>> Begin Listed records

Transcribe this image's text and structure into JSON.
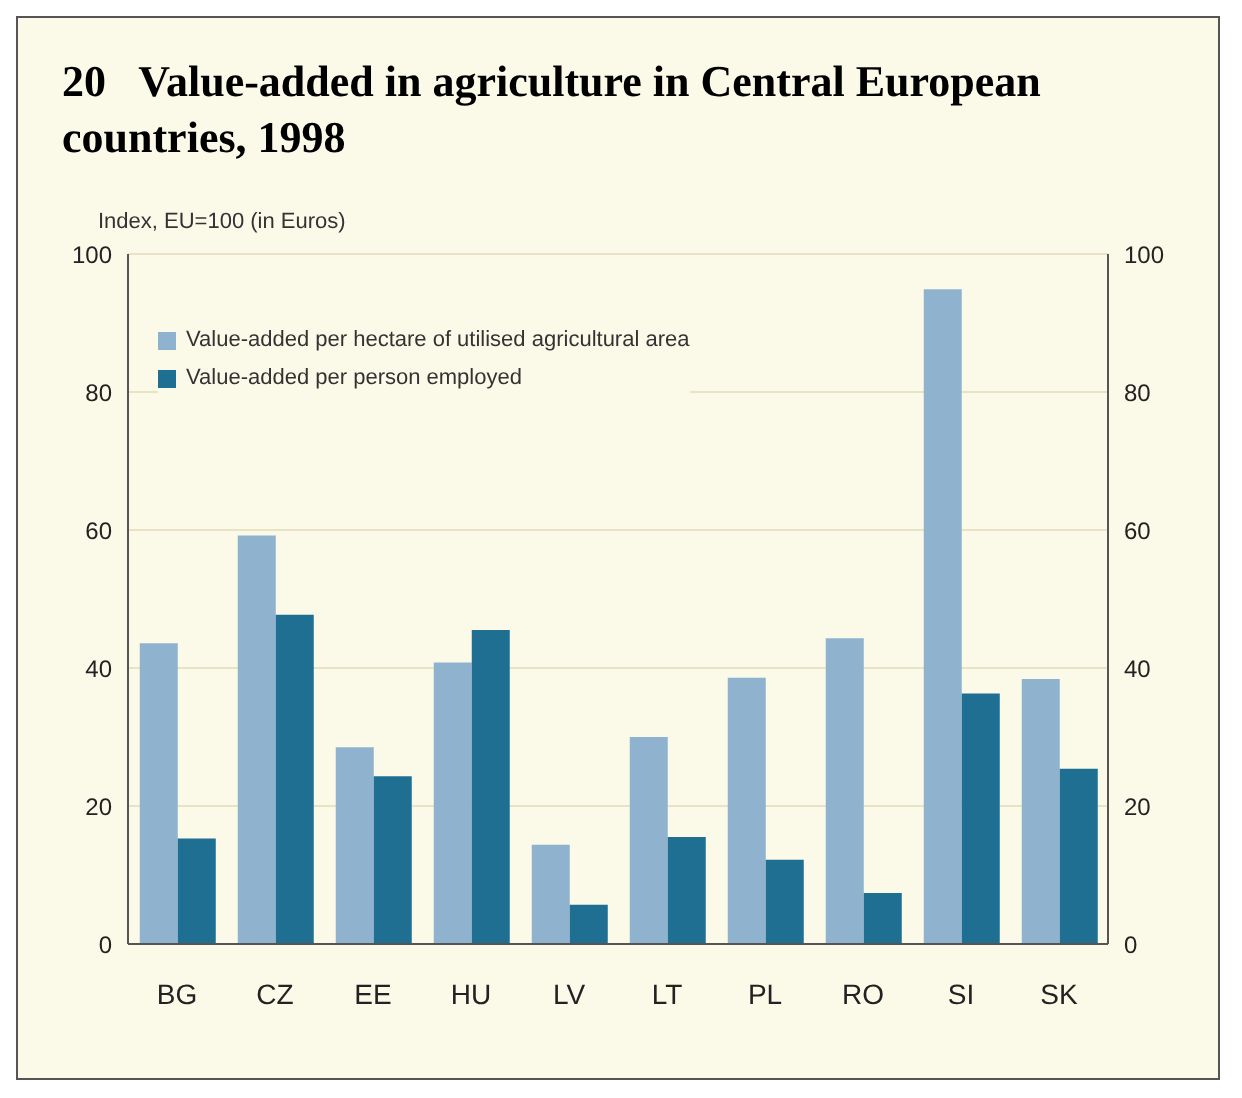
{
  "chart_data": {
    "type": "bar",
    "title": "20   Value-added in agriculture in Central European countries, 1998",
    "ylabel": "Index, EU=100 (in Euros)",
    "categories": [
      "BG",
      "CZ",
      "EE",
      "HU",
      "LV",
      "LT",
      "PL",
      "RO",
      "SI",
      "SK"
    ],
    "series": [
      {
        "name": "Value-added per hectare of utilised agricultural area",
        "color": "#8fb3cf",
        "values": [
          43.6,
          59.2,
          28.5,
          40.8,
          14.4,
          30,
          38.6,
          44.3,
          94.9,
          38.4
        ]
      },
      {
        "name": "Value-added per person employed",
        "color": "#1f6f93",
        "values": [
          15.3,
          47.7,
          24.3,
          45.5,
          5.7,
          15.5,
          12.2,
          7.4,
          36.3,
          25.4
        ]
      }
    ],
    "ylim": [
      0,
      100
    ],
    "yticks": [
      0,
      20,
      40,
      60,
      80,
      100
    ],
    "y2lim": [
      0,
      100
    ],
    "y2ticks": [
      0,
      20,
      40,
      60,
      80,
      100
    ],
    "grid": "y",
    "legend": "top left"
  }
}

>> End Listed records

■ Problem: Exclude the images, then output the data above word for word.

■ Correct response:
Transcribe this image's text and structure into JSON.
{
  "chart_data": {
    "type": "bar",
    "title": "20   Value-added in agriculture in Central European countries, 1998",
    "ylabel": "Index, EU=100 (in Euros)",
    "categories": [
      "BG",
      "CZ",
      "EE",
      "HU",
      "LV",
      "LT",
      "PL",
      "RO",
      "SI",
      "SK"
    ],
    "series": [
      {
        "name": "Value-added per hectare of utilised agricultural area",
        "color": "#8fb3cf",
        "values": [
          43.6,
          59.2,
          28.5,
          40.8,
          14.4,
          30,
          38.6,
          44.3,
          94.9,
          38.4
        ]
      },
      {
        "name": "Value-added per person employed",
        "color": "#1f6f93",
        "values": [
          15.3,
          47.7,
          24.3,
          45.5,
          5.7,
          15.5,
          12.2,
          7.4,
          36.3,
          25.4
        ]
      }
    ],
    "ylim": [
      0,
      100
    ],
    "yticks": [
      0,
      20,
      40,
      60,
      80,
      100
    ],
    "y2lim": [
      0,
      100
    ],
    "y2ticks": [
      0,
      20,
      40,
      60,
      80,
      100
    ],
    "grid": "y",
    "legend": "top left"
  }
}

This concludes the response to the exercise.